**Items**

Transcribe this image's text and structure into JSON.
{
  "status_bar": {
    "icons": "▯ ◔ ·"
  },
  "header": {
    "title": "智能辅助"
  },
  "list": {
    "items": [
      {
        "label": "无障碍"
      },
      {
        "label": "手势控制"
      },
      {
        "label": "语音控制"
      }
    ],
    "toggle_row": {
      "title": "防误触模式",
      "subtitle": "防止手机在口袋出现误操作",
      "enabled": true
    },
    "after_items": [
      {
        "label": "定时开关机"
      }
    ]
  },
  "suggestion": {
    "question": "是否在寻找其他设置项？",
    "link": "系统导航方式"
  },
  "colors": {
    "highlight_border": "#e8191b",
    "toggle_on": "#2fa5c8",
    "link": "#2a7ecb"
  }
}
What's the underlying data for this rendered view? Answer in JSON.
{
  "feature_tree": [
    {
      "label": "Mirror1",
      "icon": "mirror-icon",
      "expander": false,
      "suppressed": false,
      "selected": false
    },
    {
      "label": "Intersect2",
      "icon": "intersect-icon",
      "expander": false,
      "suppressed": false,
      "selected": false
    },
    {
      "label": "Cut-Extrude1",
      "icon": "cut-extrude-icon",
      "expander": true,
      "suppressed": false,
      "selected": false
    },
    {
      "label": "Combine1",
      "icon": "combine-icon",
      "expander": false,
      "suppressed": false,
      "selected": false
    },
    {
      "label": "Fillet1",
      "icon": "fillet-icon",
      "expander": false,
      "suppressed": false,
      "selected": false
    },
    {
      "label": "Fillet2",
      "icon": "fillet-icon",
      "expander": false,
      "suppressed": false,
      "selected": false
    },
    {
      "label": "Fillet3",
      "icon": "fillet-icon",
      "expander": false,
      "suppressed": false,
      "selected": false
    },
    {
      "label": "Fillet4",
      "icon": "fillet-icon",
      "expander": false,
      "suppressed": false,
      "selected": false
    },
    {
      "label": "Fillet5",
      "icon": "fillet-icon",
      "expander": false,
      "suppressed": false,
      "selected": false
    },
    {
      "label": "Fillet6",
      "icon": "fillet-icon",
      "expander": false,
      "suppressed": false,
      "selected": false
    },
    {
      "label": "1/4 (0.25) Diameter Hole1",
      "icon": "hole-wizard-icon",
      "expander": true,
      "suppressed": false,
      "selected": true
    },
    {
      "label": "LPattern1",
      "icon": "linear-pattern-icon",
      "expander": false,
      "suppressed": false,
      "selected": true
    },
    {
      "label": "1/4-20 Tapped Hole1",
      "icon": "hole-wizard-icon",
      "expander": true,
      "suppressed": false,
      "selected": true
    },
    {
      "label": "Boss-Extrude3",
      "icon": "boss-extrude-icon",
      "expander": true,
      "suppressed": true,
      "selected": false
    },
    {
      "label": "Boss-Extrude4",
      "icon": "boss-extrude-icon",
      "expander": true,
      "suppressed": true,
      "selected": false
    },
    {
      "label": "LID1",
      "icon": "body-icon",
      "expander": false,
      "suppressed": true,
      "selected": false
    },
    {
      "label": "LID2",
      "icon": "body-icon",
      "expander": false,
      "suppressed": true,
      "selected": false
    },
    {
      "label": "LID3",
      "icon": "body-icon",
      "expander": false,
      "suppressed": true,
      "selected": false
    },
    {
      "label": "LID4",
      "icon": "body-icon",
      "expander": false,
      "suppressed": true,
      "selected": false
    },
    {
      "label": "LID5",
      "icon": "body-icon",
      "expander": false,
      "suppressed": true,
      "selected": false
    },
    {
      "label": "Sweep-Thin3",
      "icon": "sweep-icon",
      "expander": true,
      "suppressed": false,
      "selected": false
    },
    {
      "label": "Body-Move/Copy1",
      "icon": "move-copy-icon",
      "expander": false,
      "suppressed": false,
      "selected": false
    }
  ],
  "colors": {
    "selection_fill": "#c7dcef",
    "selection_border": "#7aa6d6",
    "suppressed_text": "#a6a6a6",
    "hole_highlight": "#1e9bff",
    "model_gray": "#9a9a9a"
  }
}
==
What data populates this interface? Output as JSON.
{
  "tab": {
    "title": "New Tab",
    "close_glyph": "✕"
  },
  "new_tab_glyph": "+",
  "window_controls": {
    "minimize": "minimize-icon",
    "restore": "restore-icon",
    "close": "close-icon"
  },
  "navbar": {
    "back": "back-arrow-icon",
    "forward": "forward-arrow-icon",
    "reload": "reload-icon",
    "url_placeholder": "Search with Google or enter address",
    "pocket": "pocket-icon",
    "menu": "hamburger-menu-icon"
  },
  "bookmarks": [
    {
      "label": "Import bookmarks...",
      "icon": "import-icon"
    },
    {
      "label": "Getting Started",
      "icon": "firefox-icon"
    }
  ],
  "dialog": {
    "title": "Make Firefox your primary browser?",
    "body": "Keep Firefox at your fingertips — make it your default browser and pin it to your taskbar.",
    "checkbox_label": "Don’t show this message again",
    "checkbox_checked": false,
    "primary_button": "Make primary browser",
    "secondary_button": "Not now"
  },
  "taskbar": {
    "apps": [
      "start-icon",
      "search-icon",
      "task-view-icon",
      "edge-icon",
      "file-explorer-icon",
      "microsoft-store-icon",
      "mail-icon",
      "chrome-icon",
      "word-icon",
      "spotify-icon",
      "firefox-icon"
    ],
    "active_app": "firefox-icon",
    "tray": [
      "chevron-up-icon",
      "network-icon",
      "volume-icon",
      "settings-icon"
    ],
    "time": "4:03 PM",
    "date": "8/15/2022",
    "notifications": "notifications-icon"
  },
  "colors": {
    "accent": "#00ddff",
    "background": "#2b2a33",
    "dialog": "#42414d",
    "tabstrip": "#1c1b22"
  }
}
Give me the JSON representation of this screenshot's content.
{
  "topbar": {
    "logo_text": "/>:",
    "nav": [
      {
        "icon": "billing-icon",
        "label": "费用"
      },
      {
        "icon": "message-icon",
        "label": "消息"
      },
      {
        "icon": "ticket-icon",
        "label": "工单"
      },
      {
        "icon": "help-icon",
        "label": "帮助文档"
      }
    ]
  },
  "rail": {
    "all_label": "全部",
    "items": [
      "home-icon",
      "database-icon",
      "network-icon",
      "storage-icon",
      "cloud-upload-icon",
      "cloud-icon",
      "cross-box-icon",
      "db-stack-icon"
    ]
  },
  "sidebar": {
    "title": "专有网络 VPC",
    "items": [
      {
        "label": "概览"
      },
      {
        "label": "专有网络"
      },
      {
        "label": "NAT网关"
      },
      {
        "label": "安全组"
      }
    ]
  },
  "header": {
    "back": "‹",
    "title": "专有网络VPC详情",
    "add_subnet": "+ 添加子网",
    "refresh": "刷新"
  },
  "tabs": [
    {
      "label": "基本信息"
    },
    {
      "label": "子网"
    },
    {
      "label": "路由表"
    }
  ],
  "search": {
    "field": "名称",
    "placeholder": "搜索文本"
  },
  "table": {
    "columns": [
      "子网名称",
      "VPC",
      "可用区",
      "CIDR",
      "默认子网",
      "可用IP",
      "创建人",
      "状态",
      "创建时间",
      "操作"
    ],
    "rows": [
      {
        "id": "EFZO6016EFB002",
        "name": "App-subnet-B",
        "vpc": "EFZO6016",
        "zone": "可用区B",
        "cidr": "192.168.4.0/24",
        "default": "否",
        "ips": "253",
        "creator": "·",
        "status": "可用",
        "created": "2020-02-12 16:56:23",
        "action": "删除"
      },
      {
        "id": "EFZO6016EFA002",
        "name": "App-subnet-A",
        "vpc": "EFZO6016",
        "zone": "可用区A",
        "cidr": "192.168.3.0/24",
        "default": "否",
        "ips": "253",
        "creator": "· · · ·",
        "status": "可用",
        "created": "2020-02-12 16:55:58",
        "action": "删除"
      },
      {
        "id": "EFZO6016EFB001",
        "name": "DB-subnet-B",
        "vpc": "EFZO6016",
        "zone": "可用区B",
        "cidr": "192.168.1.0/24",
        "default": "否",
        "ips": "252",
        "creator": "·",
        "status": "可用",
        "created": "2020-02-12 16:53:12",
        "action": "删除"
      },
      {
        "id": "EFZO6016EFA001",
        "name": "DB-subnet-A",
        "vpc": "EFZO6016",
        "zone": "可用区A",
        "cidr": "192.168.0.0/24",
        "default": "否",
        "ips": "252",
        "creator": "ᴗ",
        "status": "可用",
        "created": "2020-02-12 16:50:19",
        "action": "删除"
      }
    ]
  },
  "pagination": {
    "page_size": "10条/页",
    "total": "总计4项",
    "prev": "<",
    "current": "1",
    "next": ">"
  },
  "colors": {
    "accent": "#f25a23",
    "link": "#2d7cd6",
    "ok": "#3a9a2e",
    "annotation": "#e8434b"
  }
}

**Your instructions**
Select all lines with the word "message" from the entries above.

**Exercise result**
    "checkbox_label": "Don’t show this message again",
        "icon": "message-icon",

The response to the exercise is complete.